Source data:
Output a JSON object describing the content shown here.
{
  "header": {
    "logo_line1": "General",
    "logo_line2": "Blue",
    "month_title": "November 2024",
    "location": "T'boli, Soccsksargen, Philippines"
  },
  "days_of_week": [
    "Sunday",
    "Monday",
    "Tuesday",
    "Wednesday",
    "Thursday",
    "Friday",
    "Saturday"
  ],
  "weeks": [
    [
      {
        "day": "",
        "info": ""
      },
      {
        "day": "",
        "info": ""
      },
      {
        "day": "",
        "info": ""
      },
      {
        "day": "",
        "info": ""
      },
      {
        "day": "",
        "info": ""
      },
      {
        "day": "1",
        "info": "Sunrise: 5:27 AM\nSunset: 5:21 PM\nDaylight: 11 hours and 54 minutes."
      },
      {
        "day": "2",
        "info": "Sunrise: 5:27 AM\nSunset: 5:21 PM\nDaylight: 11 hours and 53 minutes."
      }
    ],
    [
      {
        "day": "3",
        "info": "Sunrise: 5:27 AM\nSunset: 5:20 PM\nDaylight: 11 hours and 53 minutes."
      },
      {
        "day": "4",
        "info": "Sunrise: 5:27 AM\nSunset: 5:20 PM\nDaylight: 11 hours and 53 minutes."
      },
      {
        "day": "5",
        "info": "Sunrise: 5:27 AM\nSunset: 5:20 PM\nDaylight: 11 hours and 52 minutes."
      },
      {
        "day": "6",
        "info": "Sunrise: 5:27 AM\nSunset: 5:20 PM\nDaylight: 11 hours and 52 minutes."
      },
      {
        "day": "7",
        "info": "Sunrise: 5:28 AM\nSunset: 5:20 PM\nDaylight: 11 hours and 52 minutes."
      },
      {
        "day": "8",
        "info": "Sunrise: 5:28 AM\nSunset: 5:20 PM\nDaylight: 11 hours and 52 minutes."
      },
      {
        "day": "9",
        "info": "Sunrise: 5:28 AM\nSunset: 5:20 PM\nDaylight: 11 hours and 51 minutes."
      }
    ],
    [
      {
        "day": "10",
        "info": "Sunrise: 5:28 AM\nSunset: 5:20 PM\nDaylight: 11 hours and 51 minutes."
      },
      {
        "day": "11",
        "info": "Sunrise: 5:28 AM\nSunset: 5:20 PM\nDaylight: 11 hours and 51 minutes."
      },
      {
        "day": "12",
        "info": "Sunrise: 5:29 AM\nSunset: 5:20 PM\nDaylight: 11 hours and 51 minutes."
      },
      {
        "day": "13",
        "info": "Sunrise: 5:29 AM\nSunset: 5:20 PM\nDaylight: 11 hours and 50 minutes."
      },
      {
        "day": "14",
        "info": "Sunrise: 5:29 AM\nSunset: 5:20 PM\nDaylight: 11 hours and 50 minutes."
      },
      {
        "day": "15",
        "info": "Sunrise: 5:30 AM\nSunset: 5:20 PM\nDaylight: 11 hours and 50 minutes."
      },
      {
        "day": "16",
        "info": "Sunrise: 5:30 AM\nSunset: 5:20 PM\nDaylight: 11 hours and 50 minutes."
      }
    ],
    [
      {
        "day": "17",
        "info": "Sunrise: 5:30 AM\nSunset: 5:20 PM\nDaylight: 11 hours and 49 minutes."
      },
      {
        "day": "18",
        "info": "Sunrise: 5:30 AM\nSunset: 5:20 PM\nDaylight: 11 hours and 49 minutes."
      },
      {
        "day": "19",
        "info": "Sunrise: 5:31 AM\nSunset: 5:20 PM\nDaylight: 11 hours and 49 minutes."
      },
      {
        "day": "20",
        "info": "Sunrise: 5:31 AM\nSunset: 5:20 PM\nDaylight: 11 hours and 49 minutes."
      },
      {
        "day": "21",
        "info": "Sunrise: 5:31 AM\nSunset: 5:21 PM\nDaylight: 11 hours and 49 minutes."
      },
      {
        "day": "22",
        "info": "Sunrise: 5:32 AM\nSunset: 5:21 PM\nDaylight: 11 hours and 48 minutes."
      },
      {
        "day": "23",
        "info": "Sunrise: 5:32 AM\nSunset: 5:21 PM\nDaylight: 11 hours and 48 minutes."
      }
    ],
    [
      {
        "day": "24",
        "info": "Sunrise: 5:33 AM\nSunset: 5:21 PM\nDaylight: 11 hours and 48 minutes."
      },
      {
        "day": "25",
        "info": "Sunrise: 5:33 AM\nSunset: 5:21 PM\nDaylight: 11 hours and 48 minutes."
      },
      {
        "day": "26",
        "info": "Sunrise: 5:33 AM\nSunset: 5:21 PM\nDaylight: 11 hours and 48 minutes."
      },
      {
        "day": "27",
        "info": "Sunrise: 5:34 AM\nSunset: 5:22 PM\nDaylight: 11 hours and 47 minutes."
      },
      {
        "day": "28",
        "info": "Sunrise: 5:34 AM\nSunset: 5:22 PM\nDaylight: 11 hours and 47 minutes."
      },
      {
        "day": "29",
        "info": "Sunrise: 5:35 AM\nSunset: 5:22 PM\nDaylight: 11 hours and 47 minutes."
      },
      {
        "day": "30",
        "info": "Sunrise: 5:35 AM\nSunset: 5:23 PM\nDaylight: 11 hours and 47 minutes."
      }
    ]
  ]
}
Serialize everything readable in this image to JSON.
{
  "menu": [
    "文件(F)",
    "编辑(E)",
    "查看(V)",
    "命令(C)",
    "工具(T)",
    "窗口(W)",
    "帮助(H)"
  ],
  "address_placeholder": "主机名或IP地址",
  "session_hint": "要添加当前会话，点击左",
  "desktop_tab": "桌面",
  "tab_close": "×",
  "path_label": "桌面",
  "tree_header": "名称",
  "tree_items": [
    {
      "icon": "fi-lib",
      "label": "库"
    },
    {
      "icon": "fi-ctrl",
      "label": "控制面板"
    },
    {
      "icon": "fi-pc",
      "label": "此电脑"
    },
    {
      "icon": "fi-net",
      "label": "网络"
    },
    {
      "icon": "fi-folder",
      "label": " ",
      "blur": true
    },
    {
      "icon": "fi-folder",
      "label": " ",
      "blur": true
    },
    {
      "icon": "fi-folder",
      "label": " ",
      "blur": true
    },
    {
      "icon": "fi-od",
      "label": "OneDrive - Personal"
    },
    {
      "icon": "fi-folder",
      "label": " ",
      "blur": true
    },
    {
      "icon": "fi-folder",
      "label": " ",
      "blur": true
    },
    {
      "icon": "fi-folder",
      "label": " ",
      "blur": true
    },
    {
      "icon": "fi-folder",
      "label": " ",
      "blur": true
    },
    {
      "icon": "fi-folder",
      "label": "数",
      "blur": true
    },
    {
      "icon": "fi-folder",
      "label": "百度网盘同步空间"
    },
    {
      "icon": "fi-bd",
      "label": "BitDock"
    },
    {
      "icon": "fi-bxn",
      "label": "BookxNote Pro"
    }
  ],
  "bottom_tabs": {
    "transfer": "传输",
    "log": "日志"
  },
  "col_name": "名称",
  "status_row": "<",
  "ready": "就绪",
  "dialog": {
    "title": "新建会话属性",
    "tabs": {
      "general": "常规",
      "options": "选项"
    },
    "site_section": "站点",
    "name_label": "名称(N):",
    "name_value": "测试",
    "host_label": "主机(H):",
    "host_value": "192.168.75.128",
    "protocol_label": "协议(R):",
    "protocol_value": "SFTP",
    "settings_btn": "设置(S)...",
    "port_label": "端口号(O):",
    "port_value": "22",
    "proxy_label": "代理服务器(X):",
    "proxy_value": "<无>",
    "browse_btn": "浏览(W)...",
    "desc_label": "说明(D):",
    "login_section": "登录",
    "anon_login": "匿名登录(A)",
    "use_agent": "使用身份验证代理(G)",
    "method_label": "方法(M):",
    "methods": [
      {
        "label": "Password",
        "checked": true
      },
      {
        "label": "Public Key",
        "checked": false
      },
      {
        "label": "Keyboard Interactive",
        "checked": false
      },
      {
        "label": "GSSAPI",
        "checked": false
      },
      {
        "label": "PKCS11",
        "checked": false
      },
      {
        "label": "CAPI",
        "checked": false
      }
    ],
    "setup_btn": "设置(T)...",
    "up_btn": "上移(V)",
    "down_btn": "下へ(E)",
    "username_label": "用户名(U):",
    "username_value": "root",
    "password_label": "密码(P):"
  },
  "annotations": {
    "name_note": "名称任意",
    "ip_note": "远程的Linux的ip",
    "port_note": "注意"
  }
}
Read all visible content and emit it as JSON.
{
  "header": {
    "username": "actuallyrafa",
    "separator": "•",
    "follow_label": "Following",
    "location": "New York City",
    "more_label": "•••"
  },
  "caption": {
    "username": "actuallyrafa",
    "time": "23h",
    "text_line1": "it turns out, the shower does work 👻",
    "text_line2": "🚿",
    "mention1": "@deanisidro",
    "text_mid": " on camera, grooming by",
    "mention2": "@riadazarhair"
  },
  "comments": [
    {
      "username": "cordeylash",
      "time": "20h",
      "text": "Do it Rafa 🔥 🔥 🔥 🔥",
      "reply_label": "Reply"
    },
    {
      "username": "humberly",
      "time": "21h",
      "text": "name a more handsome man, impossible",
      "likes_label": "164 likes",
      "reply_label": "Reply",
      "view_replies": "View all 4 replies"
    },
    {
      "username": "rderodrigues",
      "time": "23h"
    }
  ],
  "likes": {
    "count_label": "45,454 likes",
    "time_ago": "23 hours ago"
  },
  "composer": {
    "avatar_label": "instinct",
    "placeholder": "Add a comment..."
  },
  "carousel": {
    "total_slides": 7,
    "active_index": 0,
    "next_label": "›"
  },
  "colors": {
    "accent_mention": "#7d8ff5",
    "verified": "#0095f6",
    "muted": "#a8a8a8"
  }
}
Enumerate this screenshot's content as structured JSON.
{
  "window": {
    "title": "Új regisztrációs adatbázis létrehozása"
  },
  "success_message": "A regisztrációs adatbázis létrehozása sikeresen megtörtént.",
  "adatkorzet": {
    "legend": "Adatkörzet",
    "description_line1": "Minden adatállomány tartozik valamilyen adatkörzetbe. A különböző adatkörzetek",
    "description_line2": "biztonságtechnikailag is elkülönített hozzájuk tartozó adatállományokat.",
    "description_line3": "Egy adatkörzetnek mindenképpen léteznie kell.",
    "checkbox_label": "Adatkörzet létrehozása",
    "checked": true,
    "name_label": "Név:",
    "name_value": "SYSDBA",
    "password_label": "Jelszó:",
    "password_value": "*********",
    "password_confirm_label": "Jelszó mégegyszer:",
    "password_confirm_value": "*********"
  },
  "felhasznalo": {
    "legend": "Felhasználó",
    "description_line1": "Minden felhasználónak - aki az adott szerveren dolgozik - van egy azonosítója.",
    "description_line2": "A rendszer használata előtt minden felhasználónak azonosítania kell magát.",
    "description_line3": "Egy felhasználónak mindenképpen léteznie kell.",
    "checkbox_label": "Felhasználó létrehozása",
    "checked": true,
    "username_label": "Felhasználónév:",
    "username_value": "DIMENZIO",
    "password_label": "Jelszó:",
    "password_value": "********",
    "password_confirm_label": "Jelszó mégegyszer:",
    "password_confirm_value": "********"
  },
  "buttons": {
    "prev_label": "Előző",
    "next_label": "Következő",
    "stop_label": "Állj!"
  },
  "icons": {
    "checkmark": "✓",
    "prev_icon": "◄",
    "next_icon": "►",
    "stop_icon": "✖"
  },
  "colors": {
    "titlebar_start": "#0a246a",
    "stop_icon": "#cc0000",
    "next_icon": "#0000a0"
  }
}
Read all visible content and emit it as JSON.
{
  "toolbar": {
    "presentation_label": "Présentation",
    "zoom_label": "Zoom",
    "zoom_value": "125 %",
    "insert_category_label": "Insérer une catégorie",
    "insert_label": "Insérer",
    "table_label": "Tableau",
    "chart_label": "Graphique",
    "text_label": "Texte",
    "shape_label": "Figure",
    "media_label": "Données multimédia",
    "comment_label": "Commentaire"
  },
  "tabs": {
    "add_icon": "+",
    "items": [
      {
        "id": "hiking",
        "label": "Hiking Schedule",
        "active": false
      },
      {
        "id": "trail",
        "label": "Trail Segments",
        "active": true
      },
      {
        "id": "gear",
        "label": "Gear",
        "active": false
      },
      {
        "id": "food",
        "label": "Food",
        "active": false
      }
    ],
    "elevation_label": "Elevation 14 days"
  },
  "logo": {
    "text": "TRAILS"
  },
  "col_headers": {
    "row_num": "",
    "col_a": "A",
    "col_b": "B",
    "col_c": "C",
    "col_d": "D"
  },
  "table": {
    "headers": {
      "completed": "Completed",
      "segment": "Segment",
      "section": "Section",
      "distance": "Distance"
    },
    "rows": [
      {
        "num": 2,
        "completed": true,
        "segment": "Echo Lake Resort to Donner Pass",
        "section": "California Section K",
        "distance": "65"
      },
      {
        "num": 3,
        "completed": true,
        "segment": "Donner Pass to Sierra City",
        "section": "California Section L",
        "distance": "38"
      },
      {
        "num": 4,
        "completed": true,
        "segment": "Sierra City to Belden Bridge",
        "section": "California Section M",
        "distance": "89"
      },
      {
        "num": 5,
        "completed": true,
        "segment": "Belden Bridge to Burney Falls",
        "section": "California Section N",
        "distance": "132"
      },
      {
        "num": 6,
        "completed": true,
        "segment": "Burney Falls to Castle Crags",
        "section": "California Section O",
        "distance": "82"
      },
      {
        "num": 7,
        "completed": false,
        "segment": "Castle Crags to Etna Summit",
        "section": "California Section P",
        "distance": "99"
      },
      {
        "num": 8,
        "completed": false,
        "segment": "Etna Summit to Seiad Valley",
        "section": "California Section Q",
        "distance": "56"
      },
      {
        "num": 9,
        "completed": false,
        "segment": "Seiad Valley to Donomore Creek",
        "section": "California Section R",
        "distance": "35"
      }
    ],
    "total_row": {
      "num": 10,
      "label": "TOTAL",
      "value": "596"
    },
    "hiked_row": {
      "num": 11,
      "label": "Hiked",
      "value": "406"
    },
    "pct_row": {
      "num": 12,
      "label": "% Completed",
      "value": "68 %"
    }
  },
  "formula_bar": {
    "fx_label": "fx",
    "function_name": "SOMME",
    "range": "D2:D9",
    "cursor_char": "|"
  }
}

** What the task asks **
Look through the listing above. Pick out each line with "Valley" and copy it.

** Exercise solution **
        "segment": "Etna Summit to Seiad Valley",
        "segment": "Seiad Valley to Donomore Creek",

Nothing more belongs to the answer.